>> begin Given information

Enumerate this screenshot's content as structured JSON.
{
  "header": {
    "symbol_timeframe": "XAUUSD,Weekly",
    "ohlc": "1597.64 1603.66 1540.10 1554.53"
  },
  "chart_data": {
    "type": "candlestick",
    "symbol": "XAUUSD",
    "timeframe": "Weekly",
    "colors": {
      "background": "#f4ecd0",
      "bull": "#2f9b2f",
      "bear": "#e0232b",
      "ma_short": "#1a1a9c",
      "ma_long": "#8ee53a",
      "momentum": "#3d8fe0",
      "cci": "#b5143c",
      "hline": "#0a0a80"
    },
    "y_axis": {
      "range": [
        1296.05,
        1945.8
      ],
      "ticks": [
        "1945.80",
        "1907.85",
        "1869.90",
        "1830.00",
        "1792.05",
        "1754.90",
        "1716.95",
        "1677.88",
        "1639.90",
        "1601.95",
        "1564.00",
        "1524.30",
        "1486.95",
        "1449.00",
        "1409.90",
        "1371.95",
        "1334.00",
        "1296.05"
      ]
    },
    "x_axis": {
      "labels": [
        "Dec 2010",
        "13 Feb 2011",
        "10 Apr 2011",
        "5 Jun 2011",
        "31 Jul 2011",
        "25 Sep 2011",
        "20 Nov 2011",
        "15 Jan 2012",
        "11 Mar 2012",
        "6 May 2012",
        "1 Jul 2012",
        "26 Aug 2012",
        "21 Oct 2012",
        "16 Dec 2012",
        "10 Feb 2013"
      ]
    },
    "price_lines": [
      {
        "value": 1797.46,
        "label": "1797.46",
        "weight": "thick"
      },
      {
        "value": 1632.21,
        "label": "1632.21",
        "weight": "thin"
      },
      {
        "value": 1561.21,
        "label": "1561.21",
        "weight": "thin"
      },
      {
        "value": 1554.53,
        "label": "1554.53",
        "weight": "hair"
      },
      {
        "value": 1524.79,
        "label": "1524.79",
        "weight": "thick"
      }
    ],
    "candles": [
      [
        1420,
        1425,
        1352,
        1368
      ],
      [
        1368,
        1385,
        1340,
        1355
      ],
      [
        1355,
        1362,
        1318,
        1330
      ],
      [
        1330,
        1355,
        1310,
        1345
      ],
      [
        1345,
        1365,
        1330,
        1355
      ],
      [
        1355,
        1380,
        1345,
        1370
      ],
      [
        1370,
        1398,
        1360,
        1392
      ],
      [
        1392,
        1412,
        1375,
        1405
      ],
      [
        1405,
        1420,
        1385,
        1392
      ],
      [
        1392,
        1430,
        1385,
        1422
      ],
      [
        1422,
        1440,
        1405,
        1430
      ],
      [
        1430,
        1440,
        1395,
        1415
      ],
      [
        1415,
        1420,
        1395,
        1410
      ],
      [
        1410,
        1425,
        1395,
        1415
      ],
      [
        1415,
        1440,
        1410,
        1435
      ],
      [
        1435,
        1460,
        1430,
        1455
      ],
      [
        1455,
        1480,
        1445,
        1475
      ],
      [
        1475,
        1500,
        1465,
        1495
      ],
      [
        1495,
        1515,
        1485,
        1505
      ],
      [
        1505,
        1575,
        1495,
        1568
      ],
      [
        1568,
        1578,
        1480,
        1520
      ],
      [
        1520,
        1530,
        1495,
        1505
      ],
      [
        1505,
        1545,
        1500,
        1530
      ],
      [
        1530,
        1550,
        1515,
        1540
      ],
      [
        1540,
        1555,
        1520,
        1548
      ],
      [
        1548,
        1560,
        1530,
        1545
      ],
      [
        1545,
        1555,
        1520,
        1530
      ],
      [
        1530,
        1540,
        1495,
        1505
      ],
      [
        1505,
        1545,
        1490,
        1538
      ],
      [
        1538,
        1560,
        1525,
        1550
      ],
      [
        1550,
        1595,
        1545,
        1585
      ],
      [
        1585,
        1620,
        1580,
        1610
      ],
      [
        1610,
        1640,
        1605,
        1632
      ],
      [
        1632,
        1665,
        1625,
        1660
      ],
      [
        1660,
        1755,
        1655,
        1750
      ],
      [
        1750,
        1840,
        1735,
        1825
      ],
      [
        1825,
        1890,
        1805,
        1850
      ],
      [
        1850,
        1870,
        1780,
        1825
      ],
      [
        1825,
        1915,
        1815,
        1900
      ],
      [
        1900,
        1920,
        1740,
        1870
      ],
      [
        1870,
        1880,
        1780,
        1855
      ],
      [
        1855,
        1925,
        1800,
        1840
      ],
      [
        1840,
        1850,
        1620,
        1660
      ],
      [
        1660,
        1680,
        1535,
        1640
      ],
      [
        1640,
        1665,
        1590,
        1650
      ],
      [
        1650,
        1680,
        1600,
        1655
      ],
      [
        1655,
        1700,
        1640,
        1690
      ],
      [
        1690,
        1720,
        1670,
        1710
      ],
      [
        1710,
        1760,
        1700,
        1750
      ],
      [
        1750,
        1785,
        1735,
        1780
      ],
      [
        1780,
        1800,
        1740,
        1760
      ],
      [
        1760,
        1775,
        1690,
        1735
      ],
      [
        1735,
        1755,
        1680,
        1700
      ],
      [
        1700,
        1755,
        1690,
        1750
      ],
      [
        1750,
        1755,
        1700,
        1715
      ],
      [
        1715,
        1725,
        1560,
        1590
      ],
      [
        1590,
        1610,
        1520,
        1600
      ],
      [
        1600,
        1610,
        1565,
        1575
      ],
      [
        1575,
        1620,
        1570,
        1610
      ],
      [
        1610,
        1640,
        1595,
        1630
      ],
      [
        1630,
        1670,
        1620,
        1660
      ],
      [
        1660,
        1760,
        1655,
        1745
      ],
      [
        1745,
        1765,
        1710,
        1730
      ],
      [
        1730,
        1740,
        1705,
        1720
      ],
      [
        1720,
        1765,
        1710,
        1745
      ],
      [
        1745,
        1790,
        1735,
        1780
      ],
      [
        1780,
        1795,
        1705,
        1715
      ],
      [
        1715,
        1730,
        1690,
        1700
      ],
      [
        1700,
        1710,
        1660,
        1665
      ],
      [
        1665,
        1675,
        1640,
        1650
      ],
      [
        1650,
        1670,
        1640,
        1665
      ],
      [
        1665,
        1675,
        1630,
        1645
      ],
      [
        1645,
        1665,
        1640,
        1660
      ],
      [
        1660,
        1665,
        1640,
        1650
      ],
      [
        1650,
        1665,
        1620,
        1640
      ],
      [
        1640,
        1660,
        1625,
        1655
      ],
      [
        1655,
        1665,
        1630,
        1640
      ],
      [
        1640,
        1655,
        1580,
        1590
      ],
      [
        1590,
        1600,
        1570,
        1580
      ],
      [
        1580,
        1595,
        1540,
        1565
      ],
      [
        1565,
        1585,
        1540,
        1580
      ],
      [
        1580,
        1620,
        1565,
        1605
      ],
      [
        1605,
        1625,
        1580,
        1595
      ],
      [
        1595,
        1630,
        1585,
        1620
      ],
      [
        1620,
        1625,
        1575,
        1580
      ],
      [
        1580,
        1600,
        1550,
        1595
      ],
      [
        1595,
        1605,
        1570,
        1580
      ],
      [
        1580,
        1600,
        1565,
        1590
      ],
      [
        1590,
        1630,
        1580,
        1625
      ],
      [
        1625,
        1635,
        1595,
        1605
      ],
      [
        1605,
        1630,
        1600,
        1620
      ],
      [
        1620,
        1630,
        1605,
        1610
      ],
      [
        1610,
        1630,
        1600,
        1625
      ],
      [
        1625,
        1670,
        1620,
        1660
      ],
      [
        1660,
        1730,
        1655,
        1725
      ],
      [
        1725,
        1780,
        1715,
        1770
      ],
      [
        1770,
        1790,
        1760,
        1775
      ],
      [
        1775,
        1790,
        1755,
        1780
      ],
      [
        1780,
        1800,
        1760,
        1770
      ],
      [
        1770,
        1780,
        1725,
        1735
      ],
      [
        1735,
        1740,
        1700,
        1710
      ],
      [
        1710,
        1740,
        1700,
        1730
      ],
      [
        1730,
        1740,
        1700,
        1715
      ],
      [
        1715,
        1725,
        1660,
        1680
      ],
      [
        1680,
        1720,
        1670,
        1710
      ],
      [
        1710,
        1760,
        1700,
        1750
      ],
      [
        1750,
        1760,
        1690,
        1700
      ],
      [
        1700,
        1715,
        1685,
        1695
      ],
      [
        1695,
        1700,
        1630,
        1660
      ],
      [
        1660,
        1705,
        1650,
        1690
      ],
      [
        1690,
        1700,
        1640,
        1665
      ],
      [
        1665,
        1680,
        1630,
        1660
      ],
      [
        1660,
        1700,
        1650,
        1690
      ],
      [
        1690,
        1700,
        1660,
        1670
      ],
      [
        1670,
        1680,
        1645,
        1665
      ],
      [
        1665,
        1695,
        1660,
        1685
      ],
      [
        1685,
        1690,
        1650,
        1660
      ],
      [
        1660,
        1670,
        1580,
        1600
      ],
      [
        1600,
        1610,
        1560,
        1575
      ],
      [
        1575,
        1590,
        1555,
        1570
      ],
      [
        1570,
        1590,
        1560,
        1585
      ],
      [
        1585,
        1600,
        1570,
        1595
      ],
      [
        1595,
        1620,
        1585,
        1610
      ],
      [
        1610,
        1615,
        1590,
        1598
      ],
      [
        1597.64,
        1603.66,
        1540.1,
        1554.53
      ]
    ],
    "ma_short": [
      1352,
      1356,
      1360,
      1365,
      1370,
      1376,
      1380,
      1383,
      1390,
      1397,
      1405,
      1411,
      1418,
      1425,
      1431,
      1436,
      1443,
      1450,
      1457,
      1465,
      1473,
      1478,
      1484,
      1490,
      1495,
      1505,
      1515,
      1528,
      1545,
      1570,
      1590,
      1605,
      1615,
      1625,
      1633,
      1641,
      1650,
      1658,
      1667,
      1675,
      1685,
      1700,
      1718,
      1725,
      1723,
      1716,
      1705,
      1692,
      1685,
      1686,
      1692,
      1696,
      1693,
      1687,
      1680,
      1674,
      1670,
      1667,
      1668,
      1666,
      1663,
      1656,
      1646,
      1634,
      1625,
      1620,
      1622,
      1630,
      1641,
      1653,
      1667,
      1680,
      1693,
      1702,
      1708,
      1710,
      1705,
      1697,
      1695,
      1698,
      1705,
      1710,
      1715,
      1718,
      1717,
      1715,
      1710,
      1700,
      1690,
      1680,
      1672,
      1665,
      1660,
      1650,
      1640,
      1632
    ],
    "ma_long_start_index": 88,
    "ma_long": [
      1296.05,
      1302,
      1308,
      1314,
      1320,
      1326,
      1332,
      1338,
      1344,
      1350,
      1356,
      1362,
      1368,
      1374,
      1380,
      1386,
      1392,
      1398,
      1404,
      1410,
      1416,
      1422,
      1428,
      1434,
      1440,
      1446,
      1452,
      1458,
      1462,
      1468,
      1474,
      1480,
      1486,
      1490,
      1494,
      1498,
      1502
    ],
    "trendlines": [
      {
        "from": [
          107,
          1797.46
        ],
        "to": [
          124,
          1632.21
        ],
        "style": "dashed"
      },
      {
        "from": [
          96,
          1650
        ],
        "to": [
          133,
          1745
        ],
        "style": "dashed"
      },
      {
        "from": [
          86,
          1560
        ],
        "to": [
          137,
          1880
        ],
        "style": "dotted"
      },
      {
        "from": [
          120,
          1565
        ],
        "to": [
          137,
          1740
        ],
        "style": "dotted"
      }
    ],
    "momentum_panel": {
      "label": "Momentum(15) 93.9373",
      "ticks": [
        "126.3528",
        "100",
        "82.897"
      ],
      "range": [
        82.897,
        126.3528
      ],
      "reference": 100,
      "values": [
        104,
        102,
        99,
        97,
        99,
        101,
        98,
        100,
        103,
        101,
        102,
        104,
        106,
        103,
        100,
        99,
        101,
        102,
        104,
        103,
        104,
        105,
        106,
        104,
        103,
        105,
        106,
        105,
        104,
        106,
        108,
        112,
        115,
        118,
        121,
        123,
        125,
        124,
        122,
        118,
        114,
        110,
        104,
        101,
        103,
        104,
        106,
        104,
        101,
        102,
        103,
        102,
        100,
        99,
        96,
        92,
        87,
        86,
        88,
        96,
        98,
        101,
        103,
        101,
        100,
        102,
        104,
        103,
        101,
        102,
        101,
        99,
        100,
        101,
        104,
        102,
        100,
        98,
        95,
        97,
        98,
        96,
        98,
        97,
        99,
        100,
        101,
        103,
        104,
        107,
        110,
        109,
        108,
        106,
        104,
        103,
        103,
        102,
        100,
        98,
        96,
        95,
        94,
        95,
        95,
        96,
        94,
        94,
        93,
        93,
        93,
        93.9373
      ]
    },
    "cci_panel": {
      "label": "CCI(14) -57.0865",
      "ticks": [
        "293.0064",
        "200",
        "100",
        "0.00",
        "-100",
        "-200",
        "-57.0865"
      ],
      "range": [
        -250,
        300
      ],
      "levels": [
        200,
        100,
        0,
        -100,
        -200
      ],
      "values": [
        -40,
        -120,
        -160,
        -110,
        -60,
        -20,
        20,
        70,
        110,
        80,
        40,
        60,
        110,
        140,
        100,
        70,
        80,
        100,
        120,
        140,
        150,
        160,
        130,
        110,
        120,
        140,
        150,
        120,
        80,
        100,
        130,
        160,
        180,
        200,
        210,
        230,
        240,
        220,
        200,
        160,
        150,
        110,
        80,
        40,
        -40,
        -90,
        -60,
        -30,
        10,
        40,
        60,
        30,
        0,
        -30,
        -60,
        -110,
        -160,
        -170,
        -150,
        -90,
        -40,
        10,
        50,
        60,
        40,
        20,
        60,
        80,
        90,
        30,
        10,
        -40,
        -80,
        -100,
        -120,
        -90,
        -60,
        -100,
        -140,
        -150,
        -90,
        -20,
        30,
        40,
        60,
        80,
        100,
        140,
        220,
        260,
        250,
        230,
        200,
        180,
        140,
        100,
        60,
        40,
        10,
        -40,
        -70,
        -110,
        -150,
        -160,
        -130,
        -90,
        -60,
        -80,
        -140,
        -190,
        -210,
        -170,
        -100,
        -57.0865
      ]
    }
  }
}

>> end Given information

» **Task objective**:
List each line holding the string "Weekly".

» **Output**:
    "symbol_timeframe": "XAUUSD,Weekly",
    "timeframe": "Weekly",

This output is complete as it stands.